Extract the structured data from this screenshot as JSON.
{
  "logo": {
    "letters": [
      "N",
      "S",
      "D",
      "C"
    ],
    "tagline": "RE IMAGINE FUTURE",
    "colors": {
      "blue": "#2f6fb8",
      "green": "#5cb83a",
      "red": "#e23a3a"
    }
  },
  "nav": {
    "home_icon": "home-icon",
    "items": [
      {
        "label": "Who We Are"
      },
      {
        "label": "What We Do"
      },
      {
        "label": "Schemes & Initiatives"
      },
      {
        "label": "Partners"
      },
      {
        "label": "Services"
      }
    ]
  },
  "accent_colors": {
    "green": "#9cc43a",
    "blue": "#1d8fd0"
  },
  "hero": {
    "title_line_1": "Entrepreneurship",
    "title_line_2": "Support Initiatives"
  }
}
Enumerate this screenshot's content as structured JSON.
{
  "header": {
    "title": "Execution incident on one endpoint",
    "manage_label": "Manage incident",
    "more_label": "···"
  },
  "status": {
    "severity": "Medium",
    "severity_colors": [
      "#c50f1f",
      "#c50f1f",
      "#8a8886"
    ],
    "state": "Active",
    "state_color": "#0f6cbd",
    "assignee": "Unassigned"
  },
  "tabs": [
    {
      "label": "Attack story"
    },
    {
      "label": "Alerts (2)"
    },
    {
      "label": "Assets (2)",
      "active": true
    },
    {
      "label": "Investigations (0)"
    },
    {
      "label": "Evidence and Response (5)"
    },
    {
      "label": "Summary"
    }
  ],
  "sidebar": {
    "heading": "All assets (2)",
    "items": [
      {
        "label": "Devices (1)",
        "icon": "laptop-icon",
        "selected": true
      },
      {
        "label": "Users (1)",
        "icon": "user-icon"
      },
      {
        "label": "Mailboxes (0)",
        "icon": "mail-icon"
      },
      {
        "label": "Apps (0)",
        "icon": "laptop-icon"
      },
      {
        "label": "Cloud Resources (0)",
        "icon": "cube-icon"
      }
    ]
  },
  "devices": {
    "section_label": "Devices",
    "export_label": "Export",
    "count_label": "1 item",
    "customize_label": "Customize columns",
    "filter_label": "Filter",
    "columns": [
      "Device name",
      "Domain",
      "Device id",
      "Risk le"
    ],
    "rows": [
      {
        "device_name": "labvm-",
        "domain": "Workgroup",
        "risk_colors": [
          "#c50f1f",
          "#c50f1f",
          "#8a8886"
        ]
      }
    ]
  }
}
_____
■ Task directions ■
Using the exact wording, write out all of the records.

■ Correct output ■
Extract the structured data from this screenshot as JSON.
{
  "logo": {
    "letters": [
      "N",
      "S",
      "D",
      "C"
    ],
    "tagline": "RE IMAGINE FUTURE",
    "colors": {
      "blue": "#2f6fb8",
      "green": "#5cb83a",
      "red": "#e23a3a"
    }
  },
  "nav": {
    "home_icon": "home-icon",
    "items": [
      {
        "label": "Who We Are"
      },
      {
        "label": "What We Do"
      },
      {
        "label": "Schemes & Initiatives"
      },
      {
        "label": "Partners"
      },
      {
        "label": "Services"
      }
    ]
  },
  "accent_colors": {
    "green": "#9cc43a",
    "blue": "#1d8fd0"
  },
  "hero": {
    "title_line_1": "Entrepreneurship",
    "title_line_2": "Support Initiatives"
  }
}
Enumerate this screenshot's content as structured JSON.
{
  "header": {
    "title": "Execution incident on one endpoint",
    "manage_label": "Manage incident",
    "more_label": "···"
  },
  "status": {
    "severity": "Medium",
    "severity_colors": [
      "#c50f1f",
      "#c50f1f",
      "#8a8886"
    ],
    "state": "Active",
    "state_color": "#0f6cbd",
    "assignee": "Unassigned"
  },
  "tabs": [
    {
      "label": "Attack story"
    },
    {
      "label": "Alerts (2)"
    },
    {
      "label": "Assets (2)",
      "active": true
    },
    {
      "label": "Investigations (0)"
    },
    {
      "label": "Evidence and Response (5)"
    },
    {
      "label": "Summary"
    }
  ],
  "sidebar": {
    "heading": "All assets (2)",
    "items": [
      {
        "label": "Devices (1)",
        "icon": "laptop-icon",
        "selected": true
      },
      {
        "label": "Users (1)",
        "icon": "user-icon"
      },
      {
        "label": "Mailboxes (0)",
        "icon": "mail-icon"
      },
      {
        "label": "Apps (0)",
        "icon": "laptop-icon"
      },
      {
        "label": "Cloud Resources (0)",
        "icon": "cube-icon"
      }
    ]
  },
  "devices": {
    "section_label": "Devices",
    "export_label": "Export",
    "count_label": "1 item",
    "customize_label": "Customize columns",
    "filter_label": "Filter",
    "columns": [
      "Device name",
      "Domain",
      "Device id",
      "Risk le"
    ],
    "rows": [
      {
        "device_name": "labvm-",
        "domain": "Workgroup",
        "risk_colors": [
          "#c50f1f",
          "#c50f1f",
          "#8a8886"
        ]
      }
    ]
  }
}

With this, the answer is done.